## Begin PROVIDED RECORDS

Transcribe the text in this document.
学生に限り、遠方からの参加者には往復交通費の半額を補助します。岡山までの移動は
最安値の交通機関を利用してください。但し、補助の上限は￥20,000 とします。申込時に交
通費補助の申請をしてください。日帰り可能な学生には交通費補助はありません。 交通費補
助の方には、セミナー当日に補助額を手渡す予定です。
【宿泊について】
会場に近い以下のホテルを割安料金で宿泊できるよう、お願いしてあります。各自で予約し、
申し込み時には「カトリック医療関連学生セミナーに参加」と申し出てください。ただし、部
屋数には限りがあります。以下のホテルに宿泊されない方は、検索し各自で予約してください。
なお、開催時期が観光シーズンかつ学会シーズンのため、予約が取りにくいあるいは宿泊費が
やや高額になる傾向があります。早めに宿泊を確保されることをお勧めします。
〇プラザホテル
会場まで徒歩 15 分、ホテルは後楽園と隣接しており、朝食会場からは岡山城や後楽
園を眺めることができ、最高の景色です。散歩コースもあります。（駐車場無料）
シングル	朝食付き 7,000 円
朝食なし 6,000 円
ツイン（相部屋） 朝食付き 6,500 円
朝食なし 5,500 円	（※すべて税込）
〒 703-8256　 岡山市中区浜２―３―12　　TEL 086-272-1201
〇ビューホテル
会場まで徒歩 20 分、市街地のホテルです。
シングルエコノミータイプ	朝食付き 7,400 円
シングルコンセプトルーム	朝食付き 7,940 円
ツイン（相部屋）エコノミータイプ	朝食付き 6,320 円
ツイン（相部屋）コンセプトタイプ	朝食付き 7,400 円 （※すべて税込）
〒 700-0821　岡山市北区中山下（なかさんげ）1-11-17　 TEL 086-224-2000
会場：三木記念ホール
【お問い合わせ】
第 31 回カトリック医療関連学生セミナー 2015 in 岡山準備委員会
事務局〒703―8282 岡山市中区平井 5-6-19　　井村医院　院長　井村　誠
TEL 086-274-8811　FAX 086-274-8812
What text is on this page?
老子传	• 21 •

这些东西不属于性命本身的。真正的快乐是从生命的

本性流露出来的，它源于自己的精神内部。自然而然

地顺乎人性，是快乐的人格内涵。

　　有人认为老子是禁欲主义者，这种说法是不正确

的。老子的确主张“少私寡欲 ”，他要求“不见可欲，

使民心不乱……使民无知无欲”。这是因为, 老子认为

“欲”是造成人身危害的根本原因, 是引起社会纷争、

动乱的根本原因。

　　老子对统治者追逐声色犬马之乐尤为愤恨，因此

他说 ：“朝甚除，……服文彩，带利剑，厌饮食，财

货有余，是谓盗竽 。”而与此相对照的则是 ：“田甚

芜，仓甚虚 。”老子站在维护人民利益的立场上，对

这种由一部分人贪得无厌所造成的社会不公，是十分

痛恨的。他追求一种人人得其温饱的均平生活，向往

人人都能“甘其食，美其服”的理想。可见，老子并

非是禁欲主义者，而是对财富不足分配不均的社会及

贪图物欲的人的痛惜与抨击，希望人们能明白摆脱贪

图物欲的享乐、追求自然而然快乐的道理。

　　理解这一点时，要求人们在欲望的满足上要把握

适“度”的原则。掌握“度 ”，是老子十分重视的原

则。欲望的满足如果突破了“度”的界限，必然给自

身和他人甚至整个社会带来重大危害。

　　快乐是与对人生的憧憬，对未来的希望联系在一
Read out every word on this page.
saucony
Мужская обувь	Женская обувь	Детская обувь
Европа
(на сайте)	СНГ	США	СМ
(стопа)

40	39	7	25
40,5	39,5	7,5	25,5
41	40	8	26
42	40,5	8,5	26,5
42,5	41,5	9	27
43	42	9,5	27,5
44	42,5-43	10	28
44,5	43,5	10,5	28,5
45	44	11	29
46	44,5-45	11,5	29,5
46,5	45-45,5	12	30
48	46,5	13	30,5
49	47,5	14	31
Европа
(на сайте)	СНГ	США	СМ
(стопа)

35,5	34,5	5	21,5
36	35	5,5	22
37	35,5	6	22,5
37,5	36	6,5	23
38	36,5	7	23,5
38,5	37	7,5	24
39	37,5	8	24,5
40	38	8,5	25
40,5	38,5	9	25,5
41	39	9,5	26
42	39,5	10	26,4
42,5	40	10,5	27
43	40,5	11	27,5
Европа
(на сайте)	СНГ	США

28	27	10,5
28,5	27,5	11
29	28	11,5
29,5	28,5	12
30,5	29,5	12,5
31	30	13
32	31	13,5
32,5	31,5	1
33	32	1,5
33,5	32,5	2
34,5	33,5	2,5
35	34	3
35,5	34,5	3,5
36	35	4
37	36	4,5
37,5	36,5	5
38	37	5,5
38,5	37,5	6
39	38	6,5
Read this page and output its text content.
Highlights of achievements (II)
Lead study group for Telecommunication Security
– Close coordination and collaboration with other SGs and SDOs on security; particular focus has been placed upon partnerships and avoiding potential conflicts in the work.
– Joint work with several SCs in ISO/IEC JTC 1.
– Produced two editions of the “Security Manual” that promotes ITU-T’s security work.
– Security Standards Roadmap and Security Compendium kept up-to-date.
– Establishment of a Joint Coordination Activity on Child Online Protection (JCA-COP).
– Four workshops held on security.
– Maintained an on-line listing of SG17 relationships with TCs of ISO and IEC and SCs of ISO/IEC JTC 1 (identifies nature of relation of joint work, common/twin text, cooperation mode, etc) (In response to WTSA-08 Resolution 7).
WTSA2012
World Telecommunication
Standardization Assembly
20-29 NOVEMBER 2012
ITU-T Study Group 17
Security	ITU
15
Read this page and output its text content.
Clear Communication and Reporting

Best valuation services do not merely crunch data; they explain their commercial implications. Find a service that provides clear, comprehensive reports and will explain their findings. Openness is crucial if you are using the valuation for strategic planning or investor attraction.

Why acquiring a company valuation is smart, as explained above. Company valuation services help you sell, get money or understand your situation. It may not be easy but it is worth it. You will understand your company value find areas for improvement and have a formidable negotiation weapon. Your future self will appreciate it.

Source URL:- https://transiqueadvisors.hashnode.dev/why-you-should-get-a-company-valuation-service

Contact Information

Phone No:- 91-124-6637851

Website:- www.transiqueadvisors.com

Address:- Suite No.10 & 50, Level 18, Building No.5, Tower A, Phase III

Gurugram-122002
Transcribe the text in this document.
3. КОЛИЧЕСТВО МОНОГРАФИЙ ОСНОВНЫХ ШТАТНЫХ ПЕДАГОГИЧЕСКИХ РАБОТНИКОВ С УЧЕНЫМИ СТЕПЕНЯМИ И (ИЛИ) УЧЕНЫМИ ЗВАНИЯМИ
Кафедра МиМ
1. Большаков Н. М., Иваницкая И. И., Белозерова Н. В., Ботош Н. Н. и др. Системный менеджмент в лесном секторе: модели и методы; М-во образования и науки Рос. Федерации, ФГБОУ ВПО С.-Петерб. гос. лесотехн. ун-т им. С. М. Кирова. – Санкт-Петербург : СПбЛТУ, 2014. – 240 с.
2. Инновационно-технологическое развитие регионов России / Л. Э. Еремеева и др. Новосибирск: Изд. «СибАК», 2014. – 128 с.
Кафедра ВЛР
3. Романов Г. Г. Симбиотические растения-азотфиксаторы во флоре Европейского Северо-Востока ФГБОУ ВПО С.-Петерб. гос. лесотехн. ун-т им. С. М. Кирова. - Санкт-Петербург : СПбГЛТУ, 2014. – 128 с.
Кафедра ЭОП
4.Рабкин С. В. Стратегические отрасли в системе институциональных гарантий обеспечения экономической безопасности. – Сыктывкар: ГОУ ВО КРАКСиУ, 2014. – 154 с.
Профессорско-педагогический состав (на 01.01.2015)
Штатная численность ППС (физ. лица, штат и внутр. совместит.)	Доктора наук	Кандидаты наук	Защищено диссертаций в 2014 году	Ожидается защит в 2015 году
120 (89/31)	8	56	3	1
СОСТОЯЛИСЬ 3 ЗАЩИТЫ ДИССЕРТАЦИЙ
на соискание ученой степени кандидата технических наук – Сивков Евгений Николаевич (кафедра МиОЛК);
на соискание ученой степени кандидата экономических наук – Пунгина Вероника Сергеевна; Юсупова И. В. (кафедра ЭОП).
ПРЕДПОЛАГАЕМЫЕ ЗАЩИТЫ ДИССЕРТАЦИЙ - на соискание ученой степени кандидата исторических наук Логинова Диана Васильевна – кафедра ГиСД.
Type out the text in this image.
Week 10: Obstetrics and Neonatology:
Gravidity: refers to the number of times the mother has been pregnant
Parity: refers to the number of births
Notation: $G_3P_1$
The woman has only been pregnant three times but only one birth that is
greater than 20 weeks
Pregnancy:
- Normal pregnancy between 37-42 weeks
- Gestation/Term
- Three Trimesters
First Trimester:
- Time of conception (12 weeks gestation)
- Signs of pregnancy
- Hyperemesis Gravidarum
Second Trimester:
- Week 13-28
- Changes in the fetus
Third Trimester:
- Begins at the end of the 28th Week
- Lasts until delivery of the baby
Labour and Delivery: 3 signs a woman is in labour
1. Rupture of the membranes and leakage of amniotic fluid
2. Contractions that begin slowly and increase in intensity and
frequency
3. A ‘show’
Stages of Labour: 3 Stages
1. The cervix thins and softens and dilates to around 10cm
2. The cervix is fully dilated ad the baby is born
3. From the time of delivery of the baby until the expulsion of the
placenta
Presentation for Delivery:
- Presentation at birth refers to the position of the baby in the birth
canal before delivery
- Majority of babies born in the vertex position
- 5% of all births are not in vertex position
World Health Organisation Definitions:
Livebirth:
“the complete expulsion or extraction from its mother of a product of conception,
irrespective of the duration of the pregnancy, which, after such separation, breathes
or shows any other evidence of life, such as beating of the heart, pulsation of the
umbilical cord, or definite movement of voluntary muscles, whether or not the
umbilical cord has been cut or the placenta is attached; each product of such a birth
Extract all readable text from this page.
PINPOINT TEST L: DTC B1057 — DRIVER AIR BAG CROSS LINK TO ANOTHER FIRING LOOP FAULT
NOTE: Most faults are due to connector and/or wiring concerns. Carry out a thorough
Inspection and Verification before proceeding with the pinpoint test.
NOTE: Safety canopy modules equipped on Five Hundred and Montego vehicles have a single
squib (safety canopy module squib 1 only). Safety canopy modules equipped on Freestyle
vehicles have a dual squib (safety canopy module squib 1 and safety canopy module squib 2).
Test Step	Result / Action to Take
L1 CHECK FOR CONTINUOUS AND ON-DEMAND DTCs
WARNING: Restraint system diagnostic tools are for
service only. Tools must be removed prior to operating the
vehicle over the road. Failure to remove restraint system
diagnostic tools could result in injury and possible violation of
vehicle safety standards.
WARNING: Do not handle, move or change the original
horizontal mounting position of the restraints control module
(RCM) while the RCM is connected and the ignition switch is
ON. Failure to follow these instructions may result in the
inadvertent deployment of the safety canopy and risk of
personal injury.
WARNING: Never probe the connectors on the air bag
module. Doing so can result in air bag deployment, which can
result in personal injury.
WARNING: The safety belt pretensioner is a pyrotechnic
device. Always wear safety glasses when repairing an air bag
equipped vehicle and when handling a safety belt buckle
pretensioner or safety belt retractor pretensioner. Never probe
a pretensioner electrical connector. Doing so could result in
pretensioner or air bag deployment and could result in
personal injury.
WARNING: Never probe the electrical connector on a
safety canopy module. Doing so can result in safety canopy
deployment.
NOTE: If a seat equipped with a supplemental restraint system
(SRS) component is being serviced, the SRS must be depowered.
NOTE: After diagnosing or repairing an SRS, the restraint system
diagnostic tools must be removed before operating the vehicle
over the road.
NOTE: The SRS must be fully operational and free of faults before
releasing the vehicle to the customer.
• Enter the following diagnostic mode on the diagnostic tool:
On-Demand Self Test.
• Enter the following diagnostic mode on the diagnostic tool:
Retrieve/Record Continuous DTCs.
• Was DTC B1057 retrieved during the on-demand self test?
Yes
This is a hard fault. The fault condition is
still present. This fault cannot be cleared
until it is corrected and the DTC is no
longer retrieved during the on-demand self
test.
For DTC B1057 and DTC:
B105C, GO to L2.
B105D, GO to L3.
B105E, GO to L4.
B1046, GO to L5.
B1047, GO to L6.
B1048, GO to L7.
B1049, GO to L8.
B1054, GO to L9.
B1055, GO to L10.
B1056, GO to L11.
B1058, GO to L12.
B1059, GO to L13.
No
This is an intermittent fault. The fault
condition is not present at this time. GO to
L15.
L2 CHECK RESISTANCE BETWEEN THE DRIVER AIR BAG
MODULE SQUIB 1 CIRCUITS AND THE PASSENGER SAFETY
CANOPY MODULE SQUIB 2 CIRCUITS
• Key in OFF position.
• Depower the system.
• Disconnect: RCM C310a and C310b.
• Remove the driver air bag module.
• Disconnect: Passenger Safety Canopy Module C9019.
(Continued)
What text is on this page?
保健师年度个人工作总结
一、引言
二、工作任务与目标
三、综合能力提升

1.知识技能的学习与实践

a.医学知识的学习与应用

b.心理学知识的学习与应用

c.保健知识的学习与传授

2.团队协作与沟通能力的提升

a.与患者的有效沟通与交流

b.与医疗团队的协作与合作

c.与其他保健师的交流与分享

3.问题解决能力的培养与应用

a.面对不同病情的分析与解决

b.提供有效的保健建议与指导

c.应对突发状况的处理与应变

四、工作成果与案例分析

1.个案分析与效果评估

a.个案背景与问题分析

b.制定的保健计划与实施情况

## End PROVIDED RECORDS

Using the listing above, return all lines where the word "Петербург" occurs.

1. Большаков Н. М., Иваницкая И. И., Белозерова Н. В., Ботош Н. Н. и др. Системный менеджмент в лесном секторе: модели и методы; М-во образования и науки Рос. Федерации, ФГБОУ ВПО С.-Петерб. гос. лесотехн. ун-т им. С. М. Кирова. – Санкт-Петербург : СПбЛТУ, 2014. – 240 с.
3. Романов Г. Г. Симбиотические растения-азотфиксаторы во флоре Европейского Северо-Востока ФГБОУ ВПО С.-Петерб. гос. лесотехн. ун-т им. С. М. Кирова. - Санкт-Петербург : СПбГЛТУ, 2014. – 128 с.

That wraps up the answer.